REQUIREMENT - Give the number of lines in the listing that hold the word "search". Write nothing but that number.

Extracted records
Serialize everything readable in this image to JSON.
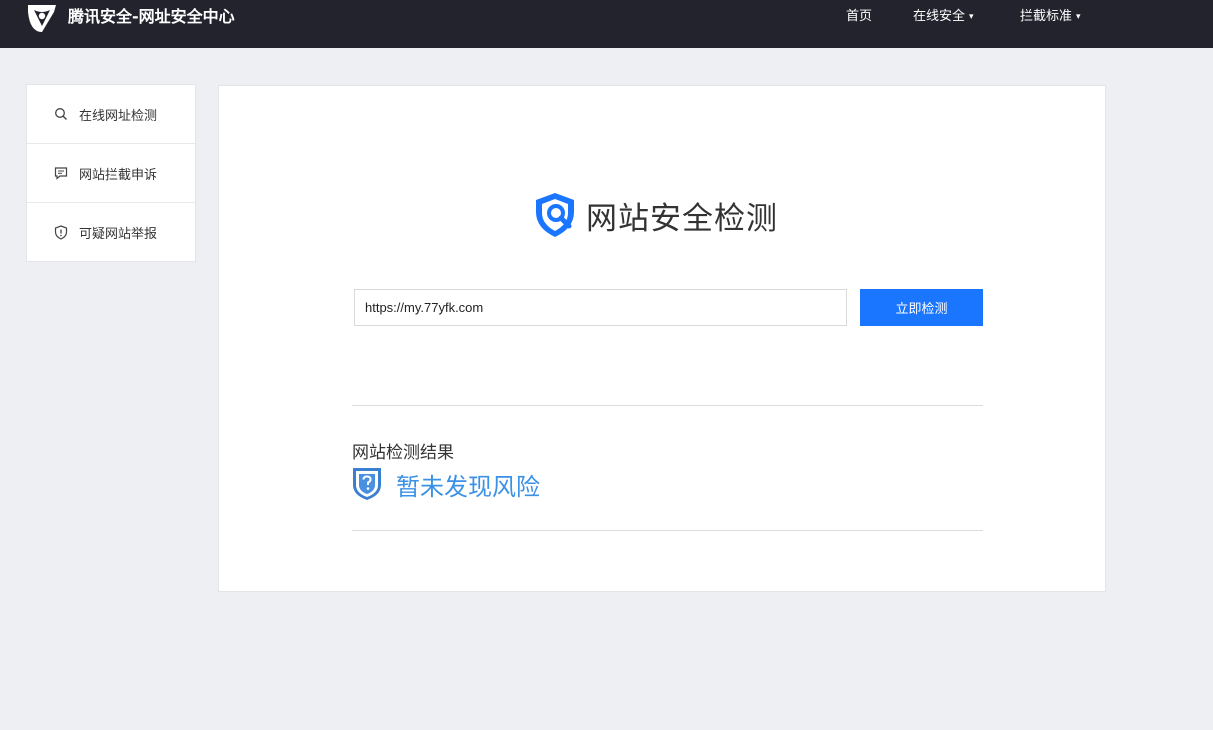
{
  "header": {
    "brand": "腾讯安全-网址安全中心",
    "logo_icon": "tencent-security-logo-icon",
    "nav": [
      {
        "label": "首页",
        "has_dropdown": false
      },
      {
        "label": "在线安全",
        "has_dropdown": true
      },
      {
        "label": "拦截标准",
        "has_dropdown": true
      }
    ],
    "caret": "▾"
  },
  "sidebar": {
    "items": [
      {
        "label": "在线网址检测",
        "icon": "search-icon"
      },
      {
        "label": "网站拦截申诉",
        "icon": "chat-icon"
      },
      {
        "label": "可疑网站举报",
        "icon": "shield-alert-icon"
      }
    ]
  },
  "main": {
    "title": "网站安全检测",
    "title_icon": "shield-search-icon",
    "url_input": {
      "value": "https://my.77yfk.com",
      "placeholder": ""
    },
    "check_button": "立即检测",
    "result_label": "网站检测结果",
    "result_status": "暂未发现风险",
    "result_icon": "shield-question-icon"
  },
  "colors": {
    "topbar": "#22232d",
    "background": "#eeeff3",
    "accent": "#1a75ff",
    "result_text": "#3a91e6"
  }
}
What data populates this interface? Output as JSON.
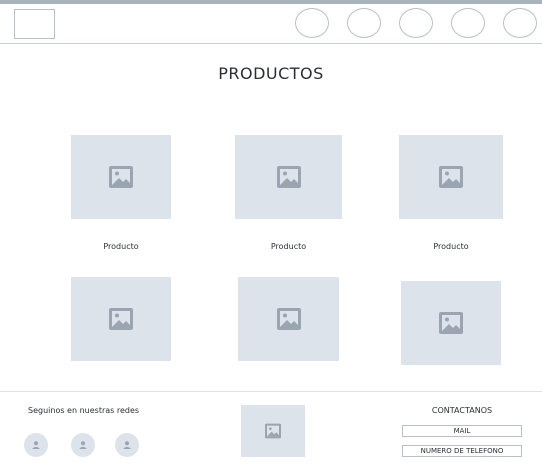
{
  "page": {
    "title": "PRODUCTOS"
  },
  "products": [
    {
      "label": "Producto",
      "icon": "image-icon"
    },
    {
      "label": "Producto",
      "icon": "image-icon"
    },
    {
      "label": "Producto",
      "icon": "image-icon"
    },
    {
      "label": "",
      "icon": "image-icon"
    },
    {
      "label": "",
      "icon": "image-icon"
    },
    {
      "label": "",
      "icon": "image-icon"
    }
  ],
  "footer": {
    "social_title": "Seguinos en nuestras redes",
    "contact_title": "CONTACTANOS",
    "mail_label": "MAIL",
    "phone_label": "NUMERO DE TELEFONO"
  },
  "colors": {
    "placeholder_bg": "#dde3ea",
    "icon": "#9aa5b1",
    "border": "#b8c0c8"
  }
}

OUTPUT - 2